The input.
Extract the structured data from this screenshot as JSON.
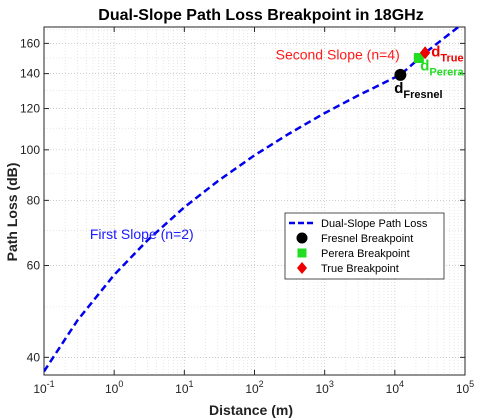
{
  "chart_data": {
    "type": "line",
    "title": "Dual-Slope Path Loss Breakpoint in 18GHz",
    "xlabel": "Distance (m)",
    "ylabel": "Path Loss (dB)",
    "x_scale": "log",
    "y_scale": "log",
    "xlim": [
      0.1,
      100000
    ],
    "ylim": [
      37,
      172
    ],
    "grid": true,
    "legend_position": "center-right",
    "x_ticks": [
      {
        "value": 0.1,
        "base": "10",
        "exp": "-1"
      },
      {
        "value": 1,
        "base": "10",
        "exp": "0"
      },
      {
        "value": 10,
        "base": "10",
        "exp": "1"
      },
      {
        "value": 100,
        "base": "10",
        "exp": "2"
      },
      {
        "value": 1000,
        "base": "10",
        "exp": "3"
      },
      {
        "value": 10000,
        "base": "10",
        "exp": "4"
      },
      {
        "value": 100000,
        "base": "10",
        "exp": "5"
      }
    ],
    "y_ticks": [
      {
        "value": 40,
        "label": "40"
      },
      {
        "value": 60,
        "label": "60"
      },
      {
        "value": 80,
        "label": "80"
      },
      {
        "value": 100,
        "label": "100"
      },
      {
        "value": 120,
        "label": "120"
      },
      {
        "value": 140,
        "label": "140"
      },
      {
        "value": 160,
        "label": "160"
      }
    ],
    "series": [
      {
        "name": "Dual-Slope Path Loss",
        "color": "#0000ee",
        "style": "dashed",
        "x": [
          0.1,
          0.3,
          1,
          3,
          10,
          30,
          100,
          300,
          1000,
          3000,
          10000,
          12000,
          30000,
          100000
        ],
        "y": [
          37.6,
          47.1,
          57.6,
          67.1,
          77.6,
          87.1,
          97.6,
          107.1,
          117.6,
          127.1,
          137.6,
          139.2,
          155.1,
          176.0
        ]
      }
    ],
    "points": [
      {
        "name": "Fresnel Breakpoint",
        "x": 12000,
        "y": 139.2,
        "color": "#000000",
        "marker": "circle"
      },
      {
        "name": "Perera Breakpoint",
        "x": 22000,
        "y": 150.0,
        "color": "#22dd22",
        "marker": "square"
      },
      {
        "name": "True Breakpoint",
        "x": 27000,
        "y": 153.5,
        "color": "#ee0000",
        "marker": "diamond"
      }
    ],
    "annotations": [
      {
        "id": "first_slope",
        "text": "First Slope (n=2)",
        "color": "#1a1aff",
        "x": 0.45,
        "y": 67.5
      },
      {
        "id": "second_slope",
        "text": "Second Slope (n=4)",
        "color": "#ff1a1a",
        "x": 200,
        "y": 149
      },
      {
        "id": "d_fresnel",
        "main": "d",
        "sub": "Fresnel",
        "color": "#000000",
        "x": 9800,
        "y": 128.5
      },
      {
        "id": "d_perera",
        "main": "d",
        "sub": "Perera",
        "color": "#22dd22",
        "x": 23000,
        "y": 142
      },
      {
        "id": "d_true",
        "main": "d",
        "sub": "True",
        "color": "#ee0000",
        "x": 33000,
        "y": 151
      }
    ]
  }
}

Directions for this task. Retype all entries exactly as they appear, dropping the images.

The solution.
Extract the structured data from this screenshot as JSON.
{
  "chart_data": {
    "type": "line",
    "title": "Dual-Slope Path Loss Breakpoint in 18GHz",
    "xlabel": "Distance (m)",
    "ylabel": "Path Loss (dB)",
    "x_scale": "log",
    "y_scale": "log",
    "xlim": [
      0.1,
      100000
    ],
    "ylim": [
      37,
      172
    ],
    "grid": true,
    "legend_position": "center-right",
    "x_ticks": [
      {
        "value": 0.1,
        "base": "10",
        "exp": "-1"
      },
      {
        "value": 1,
        "base": "10",
        "exp": "0"
      },
      {
        "value": 10,
        "base": "10",
        "exp": "1"
      },
      {
        "value": 100,
        "base": "10",
        "exp": "2"
      },
      {
        "value": 1000,
        "base": "10",
        "exp": "3"
      },
      {
        "value": 10000,
        "base": "10",
        "exp": "4"
      },
      {
        "value": 100000,
        "base": "10",
        "exp": "5"
      }
    ],
    "y_ticks": [
      {
        "value": 40,
        "label": "40"
      },
      {
        "value": 60,
        "label": "60"
      },
      {
        "value": 80,
        "label": "80"
      },
      {
        "value": 100,
        "label": "100"
      },
      {
        "value": 120,
        "label": "120"
      },
      {
        "value": 140,
        "label": "140"
      },
      {
        "value": 160,
        "label": "160"
      }
    ],
    "series": [
      {
        "name": "Dual-Slope Path Loss",
        "color": "#0000ee",
        "style": "dashed",
        "x": [
          0.1,
          0.3,
          1,
          3,
          10,
          30,
          100,
          300,
          1000,
          3000,
          10000,
          12000,
          30000,
          100000
        ],
        "y": [
          37.6,
          47.1,
          57.6,
          67.1,
          77.6,
          87.1,
          97.6,
          107.1,
          117.6,
          127.1,
          137.6,
          139.2,
          155.1,
          176.0
        ]
      }
    ],
    "points": [
      {
        "name": "Fresnel Breakpoint",
        "x": 12000,
        "y": 139.2,
        "color": "#000000",
        "marker": "circle"
      },
      {
        "name": "Perera Breakpoint",
        "x": 22000,
        "y": 150.0,
        "color": "#22dd22",
        "marker": "square"
      },
      {
        "name": "True Breakpoint",
        "x": 27000,
        "y": 153.5,
        "color": "#ee0000",
        "marker": "diamond"
      }
    ],
    "annotations": [
      {
        "id": "first_slope",
        "text": "First Slope (n=2)",
        "color": "#1a1aff",
        "x": 0.45,
        "y": 67.5
      },
      {
        "id": "second_slope",
        "text": "Second Slope (n=4)",
        "color": "#ff1a1a",
        "x": 200,
        "y": 149
      },
      {
        "id": "d_fresnel",
        "main": "d",
        "sub": "Fresnel",
        "color": "#000000",
        "x": 9800,
        "y": 128.5
      },
      {
        "id": "d_perera",
        "main": "d",
        "sub": "Perera",
        "color": "#22dd22",
        "x": 23000,
        "y": 142
      },
      {
        "id": "d_true",
        "main": "d",
        "sub": "True",
        "color": "#ee0000",
        "x": 33000,
        "y": 151
      }
    ]
  }
}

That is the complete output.